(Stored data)
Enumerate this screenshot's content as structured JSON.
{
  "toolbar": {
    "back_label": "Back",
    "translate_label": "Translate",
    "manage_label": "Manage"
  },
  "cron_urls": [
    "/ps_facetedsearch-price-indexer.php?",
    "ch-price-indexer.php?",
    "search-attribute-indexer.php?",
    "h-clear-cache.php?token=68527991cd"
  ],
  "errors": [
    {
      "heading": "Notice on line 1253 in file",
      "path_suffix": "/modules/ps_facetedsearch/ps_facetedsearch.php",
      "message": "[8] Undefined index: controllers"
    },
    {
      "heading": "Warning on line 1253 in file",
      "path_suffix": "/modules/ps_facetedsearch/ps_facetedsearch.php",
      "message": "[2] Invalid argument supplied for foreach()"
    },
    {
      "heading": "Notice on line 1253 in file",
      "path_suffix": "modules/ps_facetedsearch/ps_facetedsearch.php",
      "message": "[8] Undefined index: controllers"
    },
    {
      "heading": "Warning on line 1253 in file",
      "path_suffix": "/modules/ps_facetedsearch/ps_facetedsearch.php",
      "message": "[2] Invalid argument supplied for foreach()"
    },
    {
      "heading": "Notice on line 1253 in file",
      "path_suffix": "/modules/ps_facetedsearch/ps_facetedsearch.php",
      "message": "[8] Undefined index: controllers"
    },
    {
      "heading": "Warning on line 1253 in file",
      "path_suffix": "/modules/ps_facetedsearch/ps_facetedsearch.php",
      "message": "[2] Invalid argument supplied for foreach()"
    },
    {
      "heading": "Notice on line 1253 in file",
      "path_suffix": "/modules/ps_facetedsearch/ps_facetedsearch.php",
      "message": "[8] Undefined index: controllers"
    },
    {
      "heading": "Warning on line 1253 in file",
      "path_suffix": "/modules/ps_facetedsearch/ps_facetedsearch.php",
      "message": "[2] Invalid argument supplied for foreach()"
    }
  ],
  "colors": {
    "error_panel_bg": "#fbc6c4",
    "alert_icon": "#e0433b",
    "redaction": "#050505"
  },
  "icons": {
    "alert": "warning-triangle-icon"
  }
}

- Objective -
Copy each line in the data that holds the word "price".

- Answer to this problem -
    "/ps_facetedsearch-price-indexer.php?",
    "ch-price-indexer.php?",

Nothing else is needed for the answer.